• _Stated problem_
Transcribe each line of the records below exactly, excluding any embedded images.

• _Exercise materials_
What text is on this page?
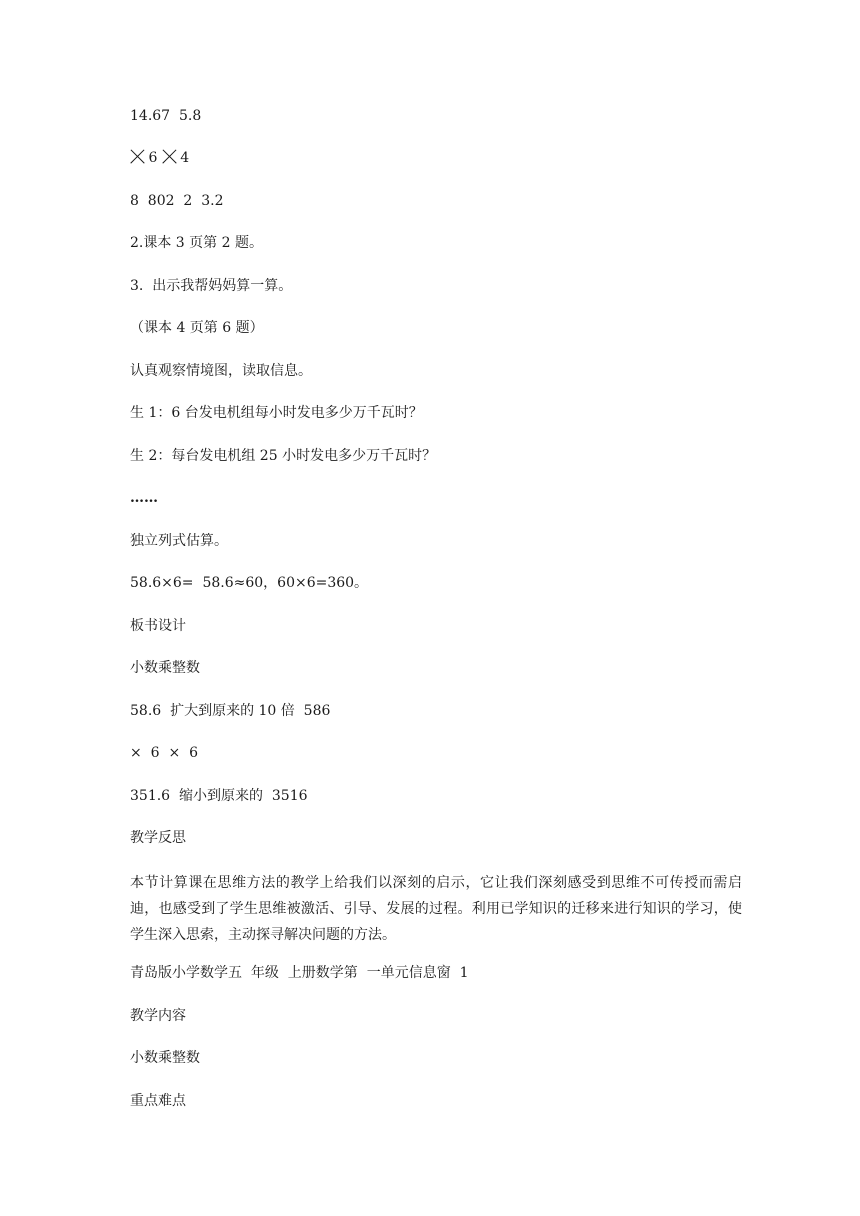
14.67  5.8

6 4

8  802  2  3.2

2.课本 3 页第 2 题。

3.  出示我帮妈妈算一算。

（课本 4 页第 6 题）

认真观察情境图，读取信息。

生 1：6 台发电机组每小时发电多少万千瓦时？

生 2：每台发电机组 25 小时发电多少万千瓦时？

……

独立列式估算。

58.6×6=  58.6≈60，60×6=360。

板书设计

小数乘整数

58.6  扩大到原来的 10 倍  586

×  6  ×  6

351.6  缩小到原来的  3516

教学反思

本节计算课在思维方法的教学上给我们以深刻的启示，它让我们深刻感受到思维不可传授而需启迪，也感受到了学生思维被激活、引导、发展的过程。利用已学知识的迁移来进行知识的学习，使学生深入思索，主动探寻解决问题的方法。

青岛版小学数学五  年级  上册数学第  一单元信息窗  1

教学内容

小数乘整数

重点难点
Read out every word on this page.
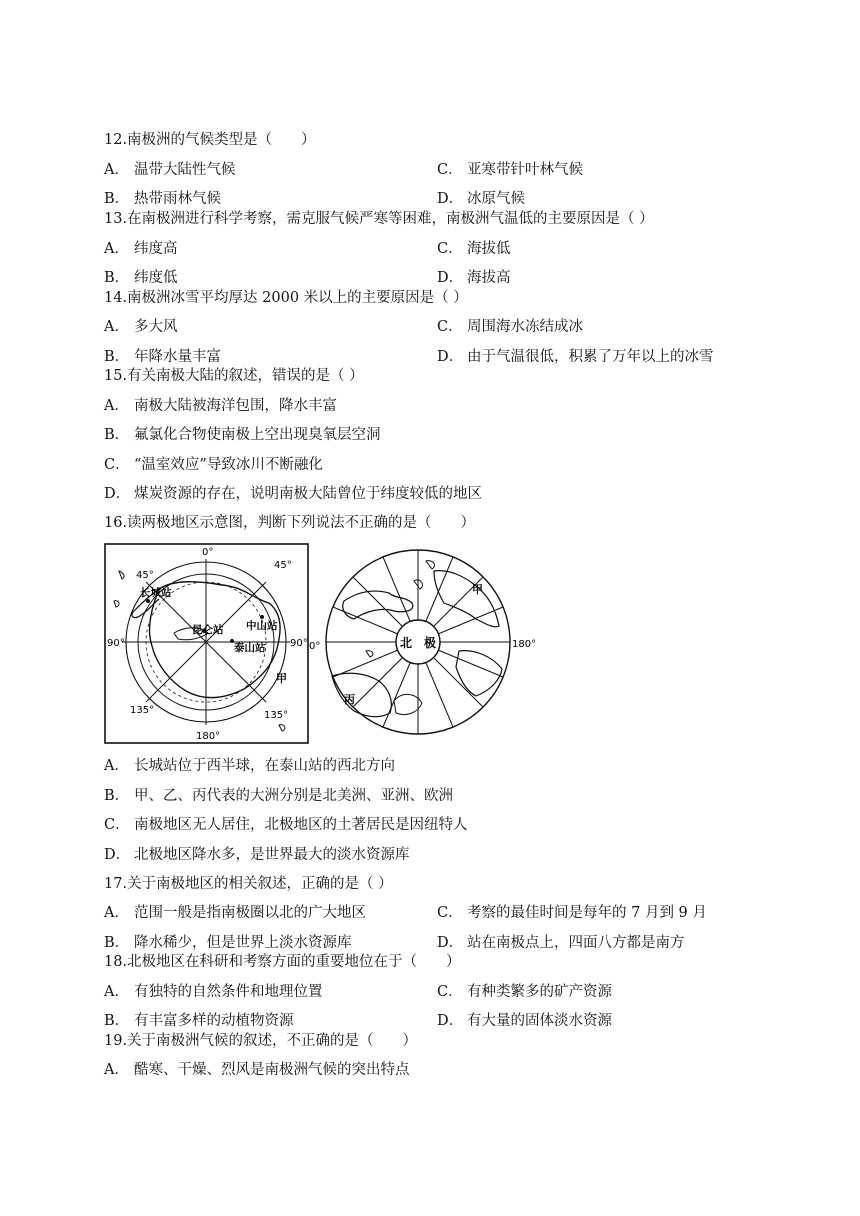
12.南极洲的气候类型是（　　）
A． 温带大陆性气候	C． 亚寒带针叶林气候
B． 热带雨林气候	D． 冰原气候
13.在南极洲进行科学考察，需克服气候严寒等困难，南极洲气温低的主要原因是（ ）
A． 纬度高	C． 海拔低
B． 纬度低	D． 海拔高
14.南极洲冰雪平均厚达 2000 米以上的主要原因是（ ）
A． 多大风	C． 周围海水冻结成冰
B． 年降水量丰富	D． 由于气温很低，积累了万年以上的冰雪
15.有关南极大陆的叙述，错误的是（ ）
A． 南极大陆被海洋包围，降水丰富
B． 氟氯化合物使南极上空出现臭氧层空洞
C． “温室效应”导致冰川不断融化
D． 煤炭资源的存在，说明南极大陆曾位于纬度较低的地区
16.读两极地区示意图，判断下列说法不正确的是（　　）
0°
45°
45°
90°	90°
135°	135°
180°
长城站
昆仑站 中山站
泰山站
甲
北　极
0°	180°
甲
丙
A． 长城站位于西半球，在泰山站的西北方向
B． 甲、乙、丙代表的大洲分别是北美洲、亚洲、欧洲
C． 南极地区无人居住，北极地区的土著居民是因纽特人
D． 北极地区降水多，是世界最大的淡水资源库
17.关于南极地区的相关叙述，正确的是（ ）
A． 范围一般是指南极圈以北的广大地区	C． 考察的最佳时间是每年的 7 月到 9 月
B． 降水稀少，但是世界上淡水资源库	D． 站在南极点上，四面八方都是南方
18.北极地区在科研和考察方面的重要地位在于（　　）
A． 有独特的自然条件和地理位置	C． 有种类繁多的矿产资源
B． 有丰富多样的动植物资源	D． 有大量的固体淡水资源
19.关于南极洲气候的叙述，不正确的是（　　）
A． 酷寒、干燥、烈风是南极洲气候的突出特点
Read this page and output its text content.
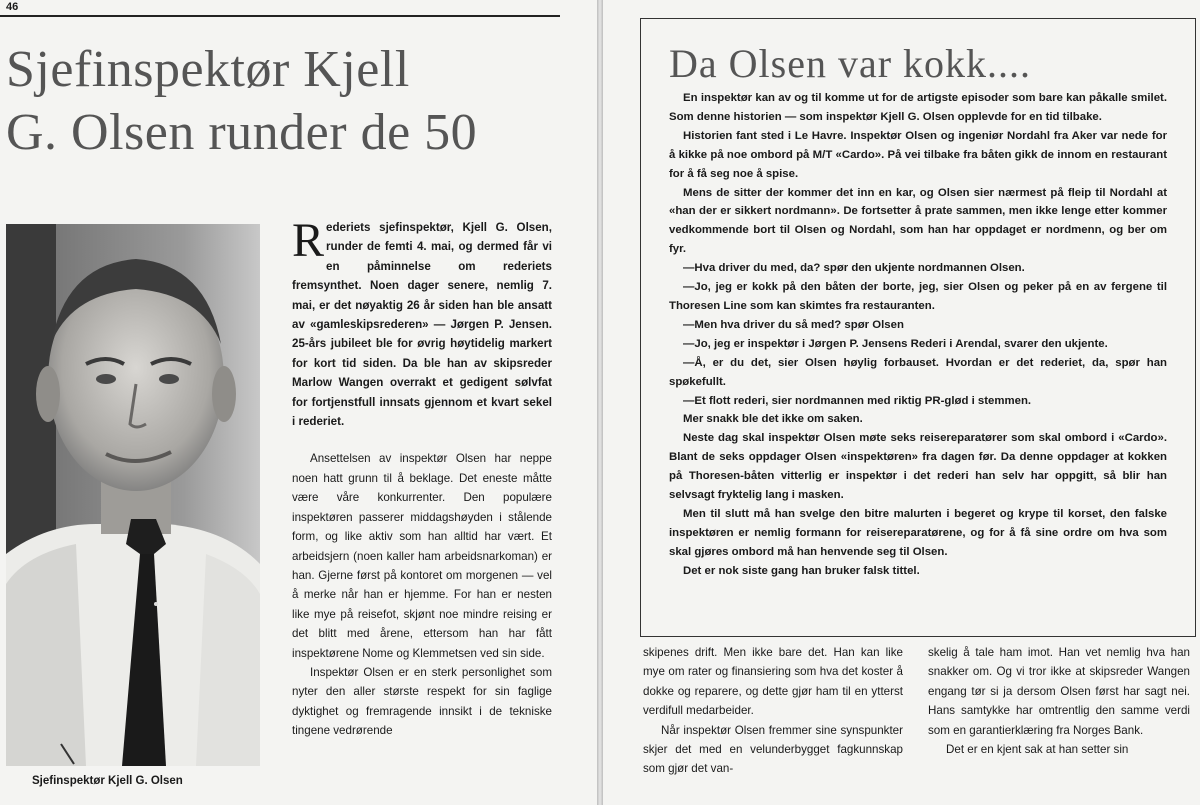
46
Sjefinspektør Kjell
G. Olsen runder de 50

Sjefinspektør Kjell G. Olsen

Rederiets sjefinspektør, Kjell G. Olsen, runder de femti 4. mai, og dermed får vi en påminnelse om rederiets fremsynthet. Noen dager senere, nemlig 7. mai, er det nøyaktig 26 år siden han ble ansatt av «gamleskipsrederen» — Jørgen P. Jensen. 25-års jubileet ble for øvrig høytidelig markert for kort tid siden. Da ble han av skipsreder Marlow Wangen overrakt et gedigent sølvfat for fortjenstfull innsats gjennom et kvart sekel i rederiet.

Ansettelsen av inspektør Olsen har neppe noen hatt grunn til å beklage. Det eneste måtte være våre konkurrenter. Den populære inspektøren passerer middagshøyden i stålende form, og like aktiv som han alltid har vært. Et arbeidsjern (noen kaller ham arbeidsnarkoman) er han. Gjerne først på kontoret om morgenen — vel å merke når han er hjemme. For han er nesten like mye på reisefot, skjønt noe mindre reising er det blitt med årene, ettersom han har fått inspektørene Nome og Klemmetsen ved sin side.

Inspektør Olsen er en sterk personlighet som nyter den aller største respekt for sin faglige dyktighet og fremragende innsikt i de tekniske tingene vedrørende

Da Olsen var kokk....

En inspektør kan av og til komme ut for de artigste episoder som bare kan påkalle smilet. Som denne historien — som inspektør Kjell G. Olsen opplevde for en tid tilbake.

Historien fant sted i Le Havre. Inspektør Olsen og ingeniør Nordahl fra Aker var nede for å kikke på noe ombord på M/T «Cardo». På vei tilbake fra båten gikk de innom en restaurant for å få seg noe å spise.

Mens de sitter der kommer det inn en kar, og Olsen sier nærmest på fleip til Nordahl at «han der er sikkert nordmann». De fortsetter å prate sammen, men ikke lenge etter kommer vedkommende bort til Olsen og Nordahl, som han har oppdaget er nordmenn, og ber om fyr.

—Hva driver du med, da? spør den ukjente nordmannen Olsen.

—Jo, jeg er kokk på den båten der borte, jeg, sier Olsen og peker på en av fergene til Thoresen Line som kan skimtes fra restauranten.

—Men hva driver du så med? spør Olsen

—Jo, jeg er inspektør i Jørgen P. Jensens Rederi i Arendal, svarer den ukjente.

—Å, er du det, sier Olsen høylig forbauset. Hvordan er det rederiet, da, spør han spøkefullt.

—Et flott rederi, sier nordmannen med riktig PR-glød i stemmen.

Mer snakk ble det ikke om saken.

Neste dag skal inspektør Olsen møte seks reisereparatører som skal ombord i «Cardo». Blant de seks oppdager Olsen «inspektøren» fra dagen før. Da denne oppdager at kokken på Thoresen-båten vitterlig er inspektør i det rederi han selv har oppgitt, så blir han selvsagt fryktelig lang i masken.

Men til slutt må han svelge den bitre malurten i begeret og krype til korset, den falske inspektøren er nemlig formann for reisereparatørene, og for å få sine ordre om hva som skal gjøres ombord må han henvende seg til Olsen.

Det er nok siste gang han bruker falsk tittel.

skipenes drift. Men ikke bare det. Han kan like mye om rater og finansiering som hva det koster å dokke og reparere, og dette gjør ham til en ytterst verdifull medarbeider.

Når inspektør Olsen fremmer sine synspunkter skjer det med en velunderbygget fagkunnskap som gjør det van-

skelig å tale ham imot. Han vet nemlig hva han snakker om. Og vi tror ikke at skipsreder Wangen engang tør si ja dersom Olsen først har sagt nei. Hans samtykke har omtrentlig den samme verdi som en garantierklæring fra Norges Bank.

Det er en kjent sak at han setter sin
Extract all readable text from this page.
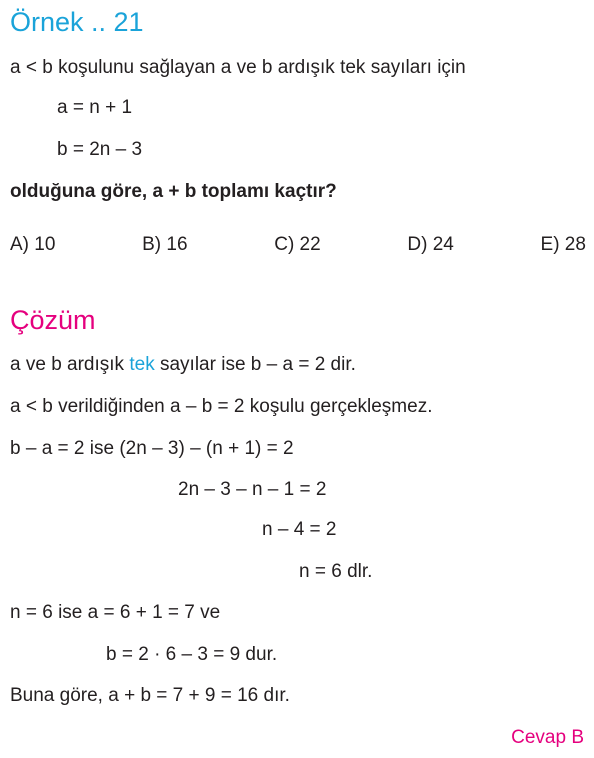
Örnek .. 21
a < b koşulunu sağlayan a ve b ardışık tek sayıları için
a = n + 1
b = 2n – 3
olduğuna göre, a + b toplamı kaçtır?
A) 10	B) 16	C) 22	D) 24	E) 28
Çözüm
a ve b ardışık tek sayılar ise b – a = 2 dir.
a < b verildiğinden a – b = 2 koşulu gerçekleşmez.
b – a = 2 ise (2n – 3) – (n + 1) = 2
2n – 3 – n – 1 = 2
n – 4 = 2
n = 6 dlr.
n = 6 ise a = 6 + 1 = 7 ve
b = 2 · 6 – 3 = 9 dur.
Buna göre, a + b = 7 + 9 = 16 dır.
Cevap B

• _Task output_
What text is on this page?
14.67  5.8

6 4

8  802  2  3.2

2.课本 3 页第 2 题。

3.  出示我帮妈妈算一算。

（课本 4 页第 6 题）

认真观察情境图，读取信息。

生 1：6 台发电机组每小时发电多少万千瓦时？

生 2：每台发电机组 25 小时发电多少万千瓦时？

……

独立列式估算。

58.6×6=  58.6≈60，60×6=360。

板书设计

小数乘整数

58.6  扩大到原来的 10 倍  586

×  6  ×  6

351.6  缩小到原来的  3516

教学反思

本节计算课在思维方法的教学上给我们以深刻的启示，它让我们深刻感受到思维不可传授而需启迪，也感受到了学生思维被激活、引导、发展的过程。利用已学知识的迁移来进行知识的学习，使学生深入思索，主动探寻解决问题的方法。

青岛版小学数学五  年级  上册数学第  一单元信息窗  1

教学内容

小数乘整数

重点难点
Read out every word on this page.
12.南极洲的气候类型是（　　）
A． 温带大陆性气候	C． 亚寒带针叶林气候
B． 热带雨林气候	D． 冰原气候
13.在南极洲进行科学考察，需克服气候严寒等困难，南极洲气温低的主要原因是（ ）
A． 纬度高	C． 海拔低
B． 纬度低	D． 海拔高
14.南极洲冰雪平均厚达 2000 米以上的主要原因是（ ）
A． 多大风	C． 周围海水冻结成冰
B． 年降水量丰富	D． 由于气温很低，积累了万年以上的冰雪
15.有关南极大陆的叙述，错误的是（ ）
A． 南极大陆被海洋包围，降水丰富
B． 氟氯化合物使南极上空出现臭氧层空洞
C． “温室效应”导致冰川不断融化
D． 煤炭资源的存在，说明南极大陆曾位于纬度较低的地区
16.读两极地区示意图，判断下列说法不正确的是（　　）
0°
45°
45°
90°	90°
135°	135°
180°
长城站
昆仑站 中山站
泰山站
甲
北　极
0°	180°
甲
丙
A． 长城站位于西半球，在泰山站的西北方向
B． 甲、乙、丙代表的大洲分别是北美洲、亚洲、欧洲
C． 南极地区无人居住，北极地区的土著居民是因纽特人
D． 北极地区降水多，是世界最大的淡水资源库
17.关于南极地区的相关叙述，正确的是（ ）
A． 范围一般是指南极圈以北的广大地区	C． 考察的最佳时间是每年的 7 月到 9 月
B． 降水稀少，但是世界上淡水资源库	D． 站在南极点上，四面八方都是南方
18.北极地区在科研和考察方面的重要地位在于（　　）
A． 有独特的自然条件和地理位置	C． 有种类繁多的矿产资源
B． 有丰富多样的动植物资源	D． 有大量的固体淡水资源
19.关于南极洲气候的叙述，不正确的是（　　）
A． 酷寒、干燥、烈风是南极洲气候的突出特点
Read this page and output its text content.
46
Sjefinspektør Kjell
G. Olsen runder de 50

Sjefinspektør Kjell G. Olsen

Rederiets sjefinspektør, Kjell G. Olsen, runder de femti 4. mai, og dermed får vi en påminnelse om rederiets fremsynthet. Noen dager senere, nemlig 7. mai, er det nøyaktig 26 år siden han ble ansatt av «gamleskipsrederen» — Jørgen P. Jensen. 25-års jubileet ble for øvrig høytidelig markert for kort tid siden. Da ble han av skipsreder Marlow Wangen overrakt et gedigent sølvfat for fortjenstfull innsats gjennom et kvart sekel i rederiet.

Ansettelsen av inspektør Olsen har neppe noen hatt grunn til å beklage. Det eneste måtte være våre konkurrenter. Den populære inspektøren passerer middagshøyden i stålende form, og like aktiv som han alltid har vært. Et arbeidsjern (noen kaller ham arbeidsnarkoman) er han. Gjerne først på kontoret om morgenen — vel å merke når han er hjemme. For han er nesten like mye på reisefot, skjønt noe mindre reising er det blitt med årene, ettersom han har fått inspektørene Nome og Klemmetsen ved sin side.

Inspektør Olsen er en sterk personlighet som nyter den aller største respekt for sin faglige dyktighet og fremragende innsikt i de tekniske tingene vedrørende

Da Olsen var kokk....

En inspektør kan av og til komme ut for de artigste episoder som bare kan påkalle smilet. Som denne historien — som inspektør Kjell G. Olsen opplevde for en tid tilbake.

Historien fant sted i Le Havre. Inspektør Olsen og ingeniør Nordahl fra Aker var nede for å kikke på noe ombord på M/T «Cardo». På vei tilbake fra båten gikk de innom en restaurant for å få seg noe å spise.

Mens de sitter der kommer det inn en kar, og Olsen sier nærmest på fleip til Nordahl at «han der er sikkert nordmann». De fortsetter å prate sammen, men ikke lenge etter kommer vedkommende bort til Olsen og Nordahl, som han har oppdaget er nordmenn, og ber om fyr.

—Hva driver du med, da? spør den ukjente nordmannen Olsen.

—Jo, jeg er kokk på den båten der borte, jeg, sier Olsen og peker på en av fergene til Thoresen Line som kan skimtes fra restauranten.

—Men hva driver du så med? spør Olsen

—Jo, jeg er inspektør i Jørgen P. Jensens Rederi i Arendal, svarer den ukjente.

—Å, er du det, sier Olsen høylig forbauset. Hvordan er det rederiet, da, spør han spøkefullt.

—Et flott rederi, sier nordmannen med riktig PR-glød i stemmen.

Mer snakk ble det ikke om saken.

Neste dag skal inspektør Olsen møte seks reisereparatører som skal ombord i «Cardo». Blant de seks oppdager Olsen «inspektøren» fra dagen før. Da denne oppdager at kokken på Thoresen-båten vitterlig er inspektør i det rederi han selv har oppgitt, så blir han selvsagt fryktelig lang i masken.

Men til slutt må han svelge den bitre malurten i begeret og krype til korset, den falske inspektøren er nemlig formann for reisereparatørene, og for å få sine ordre om hva som skal gjøres ombord må han henvende seg til Olsen.

Det er nok siste gang han bruker falsk tittel.

skipenes drift. Men ikke bare det. Han kan like mye om rater og finansiering som hva det koster å dokke og reparere, og dette gjør ham til en ytterst verdifull medarbeider.

Når inspektør Olsen fremmer sine synspunkter skjer det med en velunderbygget fagkunnskap som gjør det van-

skelig å tale ham imot. Han vet nemlig hva han snakker om. Og vi tror ikke at skipsreder Wangen engang tør si ja dersom Olsen først har sagt nei. Hans samtykke har omtrentlig den samme verdi som en garantierklæring fra Norges Bank.

Det er en kjent sak at han setter sin
Extract all readable text from this page.
Örnek .. 21
a < b koşulunu sağlayan a ve b ardışık tek sayıları için
a = n + 1
b = 2n – 3
olduğuna göre, a + b toplamı kaçtır?
A) 10	B) 16	C) 22	D) 24	E) 28
Çözüm
a ve b ardışık tek sayılar ise b – a = 2 dir.
a < b verildiğinden a – b = 2 koşulu gerçekleşmez.
b – a = 2 ise (2n – 3) – (n + 1) = 2
2n – 3 – n – 1 = 2
n – 4 = 2
n = 6 dlr.
n = 6 ise a = 6 + 1 = 7 ve
b = 2 · 6 – 3 = 9 dur.
Buna göre, a + b = 7 + 9 = 16 dır.
Cevap B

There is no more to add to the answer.